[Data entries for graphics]
>> Start

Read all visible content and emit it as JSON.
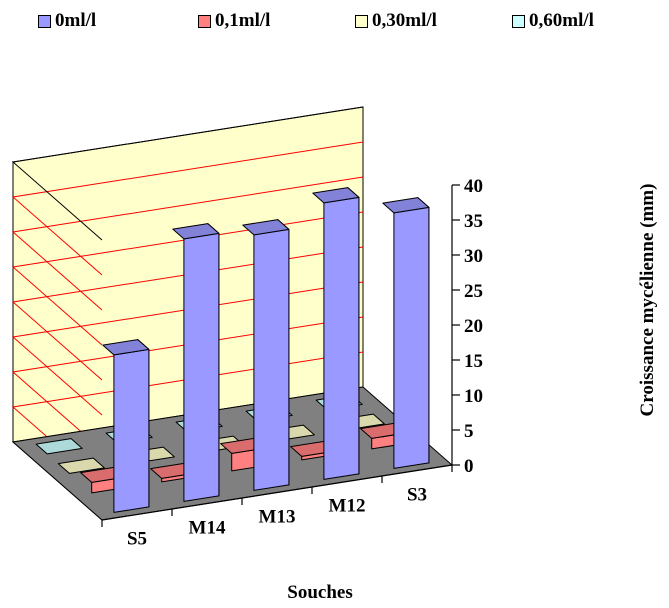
{
  "chart_data": {
    "type": "bar",
    "style": "3d-clustered-depth",
    "categories": [
      "S5",
      "M14",
      "M13",
      "M12",
      "S3"
    ],
    "series": [
      {
        "name": "0ml/l",
        "values": [
          22.5,
          37.5,
          36.5,
          39.5,
          36.5
        ],
        "color": "#9999ff"
      },
      {
        "name": "0,1ml/l",
        "values": [
          1.5,
          0.5,
          2.5,
          0.5,
          1.5
        ],
        "color": "#ff8080"
      },
      {
        "name": "0,30ml/l",
        "values": [
          0,
          0,
          0,
          0,
          0
        ],
        "color": "#ffffcc"
      },
      {
        "name": "0,60ml/l",
        "values": [
          0,
          0,
          0,
          0,
          0
        ],
        "color": "#ccffff"
      }
    ],
    "xlabel": "Souches",
    "ylabel": "Croissance mycélienne (mm)",
    "ylim": [
      0,
      40
    ],
    "yticks": [
      0,
      5,
      10,
      15,
      20,
      25,
      30,
      35,
      40
    ],
    "grid": true,
    "gridline_color": "#ff0000",
    "wall_color": "#ffffcc",
    "floor_color": "#808080",
    "legend_position": "top"
  }
}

>> End

== Short task ==
Quote the records above exactly, leaving out any pictures.

== Solution ==
Read all visible content and emit it as JSON.
{
  "chart_data": {
    "type": "bar",
    "style": "3d-clustered-depth",
    "categories": [
      "S5",
      "M14",
      "M13",
      "M12",
      "S3"
    ],
    "series": [
      {
        "name": "0ml/l",
        "values": [
          22.5,
          37.5,
          36.5,
          39.5,
          36.5
        ],
        "color": "#9999ff"
      },
      {
        "name": "0,1ml/l",
        "values": [
          1.5,
          0.5,
          2.5,
          0.5,
          1.5
        ],
        "color": "#ff8080"
      },
      {
        "name": "0,30ml/l",
        "values": [
          0,
          0,
          0,
          0,
          0
        ],
        "color": "#ffffcc"
      },
      {
        "name": "0,60ml/l",
        "values": [
          0,
          0,
          0,
          0,
          0
        ],
        "color": "#ccffff"
      }
    ],
    "xlabel": "Souches",
    "ylabel": "Croissance mycélienne (mm)",
    "ylim": [
      0,
      40
    ],
    "yticks": [
      0,
      5,
      10,
      15,
      20,
      25,
      30,
      35,
      40
    ],
    "grid": true,
    "gridline_color": "#ff0000",
    "wall_color": "#ffffcc",
    "floor_color": "#808080",
    "legend_position": "top"
  }
}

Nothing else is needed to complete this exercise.